Set task :: Pull every line that holds the word "TradingView" from the entries.
--- begin Material shown ---
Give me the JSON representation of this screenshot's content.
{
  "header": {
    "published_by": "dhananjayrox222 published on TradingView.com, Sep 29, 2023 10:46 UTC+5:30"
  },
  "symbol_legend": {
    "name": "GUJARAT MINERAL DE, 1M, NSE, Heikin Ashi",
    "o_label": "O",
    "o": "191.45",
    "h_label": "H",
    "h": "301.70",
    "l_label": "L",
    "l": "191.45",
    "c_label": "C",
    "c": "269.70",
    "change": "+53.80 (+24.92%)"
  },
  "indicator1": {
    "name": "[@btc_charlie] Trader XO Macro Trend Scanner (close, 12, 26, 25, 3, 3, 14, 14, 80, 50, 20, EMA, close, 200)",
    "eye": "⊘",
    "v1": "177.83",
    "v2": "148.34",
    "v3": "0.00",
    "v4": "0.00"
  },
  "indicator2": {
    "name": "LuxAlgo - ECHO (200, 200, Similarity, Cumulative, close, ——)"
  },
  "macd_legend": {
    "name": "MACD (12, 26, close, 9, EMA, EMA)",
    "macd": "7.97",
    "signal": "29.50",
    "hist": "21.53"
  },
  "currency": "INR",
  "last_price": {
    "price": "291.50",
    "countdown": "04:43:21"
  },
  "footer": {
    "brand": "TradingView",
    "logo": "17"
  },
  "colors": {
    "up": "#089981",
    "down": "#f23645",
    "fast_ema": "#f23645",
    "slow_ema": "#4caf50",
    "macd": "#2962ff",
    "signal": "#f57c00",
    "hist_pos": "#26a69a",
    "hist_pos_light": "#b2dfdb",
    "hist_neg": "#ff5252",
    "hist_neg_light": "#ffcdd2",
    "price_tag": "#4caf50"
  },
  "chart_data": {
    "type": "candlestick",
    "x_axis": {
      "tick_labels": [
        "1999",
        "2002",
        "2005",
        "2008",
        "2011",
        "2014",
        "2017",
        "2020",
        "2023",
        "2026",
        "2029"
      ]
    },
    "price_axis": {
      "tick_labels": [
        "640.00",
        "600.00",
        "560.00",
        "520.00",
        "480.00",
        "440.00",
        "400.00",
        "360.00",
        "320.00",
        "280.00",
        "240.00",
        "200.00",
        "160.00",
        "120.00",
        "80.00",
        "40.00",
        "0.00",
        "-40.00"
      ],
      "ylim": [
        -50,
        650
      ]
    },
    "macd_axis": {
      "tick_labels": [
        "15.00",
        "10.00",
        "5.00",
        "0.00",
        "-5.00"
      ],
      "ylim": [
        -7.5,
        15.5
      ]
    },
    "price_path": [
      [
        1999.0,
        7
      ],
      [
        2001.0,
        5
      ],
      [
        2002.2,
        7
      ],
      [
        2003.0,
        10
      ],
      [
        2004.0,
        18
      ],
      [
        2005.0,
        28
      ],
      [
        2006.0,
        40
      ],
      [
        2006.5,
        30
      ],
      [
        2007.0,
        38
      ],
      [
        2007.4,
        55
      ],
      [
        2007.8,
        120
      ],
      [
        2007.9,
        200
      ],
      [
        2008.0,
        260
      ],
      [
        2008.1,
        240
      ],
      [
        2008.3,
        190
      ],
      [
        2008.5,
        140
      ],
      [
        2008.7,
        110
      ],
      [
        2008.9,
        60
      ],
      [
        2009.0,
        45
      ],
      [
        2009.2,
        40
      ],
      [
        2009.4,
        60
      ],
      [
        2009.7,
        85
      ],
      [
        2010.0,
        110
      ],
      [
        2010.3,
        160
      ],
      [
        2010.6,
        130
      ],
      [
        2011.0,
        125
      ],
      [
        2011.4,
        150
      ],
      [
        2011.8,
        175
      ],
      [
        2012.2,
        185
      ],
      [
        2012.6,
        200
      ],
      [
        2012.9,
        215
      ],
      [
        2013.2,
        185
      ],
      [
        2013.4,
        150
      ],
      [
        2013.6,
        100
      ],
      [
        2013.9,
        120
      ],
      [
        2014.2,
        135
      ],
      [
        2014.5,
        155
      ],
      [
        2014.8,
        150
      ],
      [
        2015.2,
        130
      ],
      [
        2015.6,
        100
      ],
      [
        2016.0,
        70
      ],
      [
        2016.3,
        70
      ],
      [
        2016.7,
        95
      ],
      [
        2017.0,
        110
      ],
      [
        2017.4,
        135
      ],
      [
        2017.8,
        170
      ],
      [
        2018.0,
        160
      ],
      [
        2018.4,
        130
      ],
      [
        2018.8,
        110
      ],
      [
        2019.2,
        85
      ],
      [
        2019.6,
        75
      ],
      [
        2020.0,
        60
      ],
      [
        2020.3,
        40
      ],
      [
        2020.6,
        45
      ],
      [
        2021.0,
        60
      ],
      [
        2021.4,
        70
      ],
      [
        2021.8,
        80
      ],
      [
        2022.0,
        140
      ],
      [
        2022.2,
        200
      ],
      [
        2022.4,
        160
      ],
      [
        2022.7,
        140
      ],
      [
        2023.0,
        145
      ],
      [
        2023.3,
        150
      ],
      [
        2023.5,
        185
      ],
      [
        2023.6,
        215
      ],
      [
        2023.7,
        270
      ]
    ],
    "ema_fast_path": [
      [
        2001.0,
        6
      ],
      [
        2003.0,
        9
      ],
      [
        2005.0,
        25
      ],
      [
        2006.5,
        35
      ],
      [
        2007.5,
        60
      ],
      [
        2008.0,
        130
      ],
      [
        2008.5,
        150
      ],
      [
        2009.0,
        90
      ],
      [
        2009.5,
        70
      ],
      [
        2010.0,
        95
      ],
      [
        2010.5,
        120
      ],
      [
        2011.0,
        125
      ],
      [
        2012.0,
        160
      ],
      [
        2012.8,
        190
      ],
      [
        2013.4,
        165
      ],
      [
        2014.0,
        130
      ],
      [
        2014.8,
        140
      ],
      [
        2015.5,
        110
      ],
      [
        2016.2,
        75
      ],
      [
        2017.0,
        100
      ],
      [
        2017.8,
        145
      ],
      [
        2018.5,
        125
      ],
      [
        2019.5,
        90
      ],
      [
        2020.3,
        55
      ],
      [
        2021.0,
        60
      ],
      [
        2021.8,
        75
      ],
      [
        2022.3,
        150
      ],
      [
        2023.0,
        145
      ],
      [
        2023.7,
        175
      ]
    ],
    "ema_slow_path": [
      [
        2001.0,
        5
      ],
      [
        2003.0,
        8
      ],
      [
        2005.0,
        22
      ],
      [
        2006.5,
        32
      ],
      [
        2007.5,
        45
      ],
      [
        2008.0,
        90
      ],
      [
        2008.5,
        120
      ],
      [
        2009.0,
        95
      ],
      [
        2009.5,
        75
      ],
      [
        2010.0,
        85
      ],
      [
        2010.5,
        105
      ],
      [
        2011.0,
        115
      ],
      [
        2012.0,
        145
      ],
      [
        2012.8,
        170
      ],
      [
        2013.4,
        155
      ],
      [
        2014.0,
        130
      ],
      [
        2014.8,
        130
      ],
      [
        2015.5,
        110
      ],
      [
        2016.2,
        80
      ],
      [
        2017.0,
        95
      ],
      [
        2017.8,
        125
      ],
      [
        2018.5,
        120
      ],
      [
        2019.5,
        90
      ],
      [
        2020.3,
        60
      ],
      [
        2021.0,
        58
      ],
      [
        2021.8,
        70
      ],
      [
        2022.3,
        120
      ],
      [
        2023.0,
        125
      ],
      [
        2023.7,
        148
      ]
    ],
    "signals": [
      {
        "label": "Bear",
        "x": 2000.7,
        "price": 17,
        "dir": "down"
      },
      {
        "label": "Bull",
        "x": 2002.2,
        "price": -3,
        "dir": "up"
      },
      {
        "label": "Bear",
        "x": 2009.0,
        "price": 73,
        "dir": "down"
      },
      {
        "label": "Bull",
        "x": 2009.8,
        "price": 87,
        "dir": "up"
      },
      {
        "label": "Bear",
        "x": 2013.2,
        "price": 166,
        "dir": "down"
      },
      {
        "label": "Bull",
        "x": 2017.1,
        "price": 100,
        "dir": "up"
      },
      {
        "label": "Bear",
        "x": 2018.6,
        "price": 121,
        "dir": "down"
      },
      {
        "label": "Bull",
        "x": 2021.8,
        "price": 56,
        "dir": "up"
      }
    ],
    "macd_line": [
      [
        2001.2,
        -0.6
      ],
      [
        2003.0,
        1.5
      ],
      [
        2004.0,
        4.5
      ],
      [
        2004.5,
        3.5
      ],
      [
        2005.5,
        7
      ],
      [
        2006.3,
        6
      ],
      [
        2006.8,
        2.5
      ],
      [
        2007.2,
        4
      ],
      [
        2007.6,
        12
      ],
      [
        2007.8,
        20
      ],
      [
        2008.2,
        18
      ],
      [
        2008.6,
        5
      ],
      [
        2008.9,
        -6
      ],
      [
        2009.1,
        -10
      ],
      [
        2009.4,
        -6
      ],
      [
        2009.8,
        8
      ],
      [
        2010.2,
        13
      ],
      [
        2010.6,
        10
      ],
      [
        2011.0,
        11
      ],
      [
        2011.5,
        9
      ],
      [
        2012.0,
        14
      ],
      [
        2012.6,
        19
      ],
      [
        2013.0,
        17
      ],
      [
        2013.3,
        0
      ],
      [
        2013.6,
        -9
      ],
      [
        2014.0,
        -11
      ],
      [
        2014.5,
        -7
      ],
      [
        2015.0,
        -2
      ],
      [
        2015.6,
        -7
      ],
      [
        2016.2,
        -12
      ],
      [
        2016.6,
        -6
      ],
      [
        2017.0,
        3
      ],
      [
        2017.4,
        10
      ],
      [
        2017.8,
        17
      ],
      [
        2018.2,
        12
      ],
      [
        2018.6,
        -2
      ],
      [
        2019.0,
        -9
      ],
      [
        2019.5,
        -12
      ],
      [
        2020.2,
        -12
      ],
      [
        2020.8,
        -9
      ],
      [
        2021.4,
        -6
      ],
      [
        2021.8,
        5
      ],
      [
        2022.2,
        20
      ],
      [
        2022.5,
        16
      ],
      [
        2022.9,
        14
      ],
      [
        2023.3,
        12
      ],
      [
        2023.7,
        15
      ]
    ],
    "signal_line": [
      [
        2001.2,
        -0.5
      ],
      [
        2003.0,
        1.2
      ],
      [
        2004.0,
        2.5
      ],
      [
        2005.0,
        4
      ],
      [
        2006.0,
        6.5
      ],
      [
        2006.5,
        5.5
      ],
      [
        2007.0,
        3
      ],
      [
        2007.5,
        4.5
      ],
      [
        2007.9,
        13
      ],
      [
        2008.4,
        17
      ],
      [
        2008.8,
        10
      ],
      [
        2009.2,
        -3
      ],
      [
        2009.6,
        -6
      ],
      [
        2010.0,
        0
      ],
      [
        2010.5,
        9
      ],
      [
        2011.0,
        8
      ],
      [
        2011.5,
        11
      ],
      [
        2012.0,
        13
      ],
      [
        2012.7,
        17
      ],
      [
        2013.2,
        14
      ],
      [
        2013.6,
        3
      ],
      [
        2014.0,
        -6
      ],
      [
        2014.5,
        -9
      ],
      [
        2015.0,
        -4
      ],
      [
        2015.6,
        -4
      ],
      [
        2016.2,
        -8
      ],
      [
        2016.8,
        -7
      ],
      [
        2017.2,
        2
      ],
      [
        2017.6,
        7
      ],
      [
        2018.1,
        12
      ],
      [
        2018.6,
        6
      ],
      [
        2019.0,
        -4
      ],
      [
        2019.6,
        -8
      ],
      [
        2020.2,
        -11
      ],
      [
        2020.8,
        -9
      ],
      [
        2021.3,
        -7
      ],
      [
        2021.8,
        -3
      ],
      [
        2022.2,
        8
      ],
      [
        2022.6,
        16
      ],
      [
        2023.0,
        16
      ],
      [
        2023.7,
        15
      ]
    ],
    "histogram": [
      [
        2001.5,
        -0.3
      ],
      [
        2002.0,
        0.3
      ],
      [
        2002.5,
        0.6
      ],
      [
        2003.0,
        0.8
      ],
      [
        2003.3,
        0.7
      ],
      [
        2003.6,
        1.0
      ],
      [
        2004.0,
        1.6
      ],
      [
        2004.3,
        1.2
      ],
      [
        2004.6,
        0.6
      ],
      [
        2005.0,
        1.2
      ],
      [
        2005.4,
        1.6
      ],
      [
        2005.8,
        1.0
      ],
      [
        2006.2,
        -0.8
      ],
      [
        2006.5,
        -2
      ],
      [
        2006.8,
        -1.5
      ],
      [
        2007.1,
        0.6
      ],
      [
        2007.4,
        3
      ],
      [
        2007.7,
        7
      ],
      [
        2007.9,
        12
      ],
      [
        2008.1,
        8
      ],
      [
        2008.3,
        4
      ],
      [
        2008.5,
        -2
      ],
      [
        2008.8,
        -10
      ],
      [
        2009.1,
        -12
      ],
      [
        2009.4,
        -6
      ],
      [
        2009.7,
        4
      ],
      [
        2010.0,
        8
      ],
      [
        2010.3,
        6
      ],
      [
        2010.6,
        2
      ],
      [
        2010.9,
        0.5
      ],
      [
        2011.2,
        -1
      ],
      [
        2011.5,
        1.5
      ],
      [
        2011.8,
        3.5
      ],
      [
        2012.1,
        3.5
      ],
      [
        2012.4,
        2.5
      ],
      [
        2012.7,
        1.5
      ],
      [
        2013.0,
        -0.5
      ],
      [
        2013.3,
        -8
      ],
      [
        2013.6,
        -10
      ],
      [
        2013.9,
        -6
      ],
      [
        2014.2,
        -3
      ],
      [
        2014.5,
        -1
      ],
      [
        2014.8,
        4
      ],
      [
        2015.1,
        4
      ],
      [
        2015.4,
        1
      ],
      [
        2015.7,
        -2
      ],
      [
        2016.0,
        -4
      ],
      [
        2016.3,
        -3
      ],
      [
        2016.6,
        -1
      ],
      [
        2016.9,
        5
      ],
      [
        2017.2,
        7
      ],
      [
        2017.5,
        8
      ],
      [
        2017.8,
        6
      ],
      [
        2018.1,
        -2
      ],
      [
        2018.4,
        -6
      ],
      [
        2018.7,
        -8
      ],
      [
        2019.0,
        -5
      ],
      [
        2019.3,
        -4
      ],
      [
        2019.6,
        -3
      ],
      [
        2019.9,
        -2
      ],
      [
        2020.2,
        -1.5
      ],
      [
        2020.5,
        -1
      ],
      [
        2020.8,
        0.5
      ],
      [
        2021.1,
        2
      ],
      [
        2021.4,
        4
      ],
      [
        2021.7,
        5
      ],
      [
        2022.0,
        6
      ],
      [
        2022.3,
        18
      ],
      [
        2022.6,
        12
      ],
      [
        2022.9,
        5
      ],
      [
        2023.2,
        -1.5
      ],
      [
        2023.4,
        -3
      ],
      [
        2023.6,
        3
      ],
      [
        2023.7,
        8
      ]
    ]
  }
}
--- end Material shown ---
Response ::
    "published_by": "dhananjayrox222 published on TradingView.com, Sep 29, 2023 10:46 UTC+5:30"
    "brand": "TradingView",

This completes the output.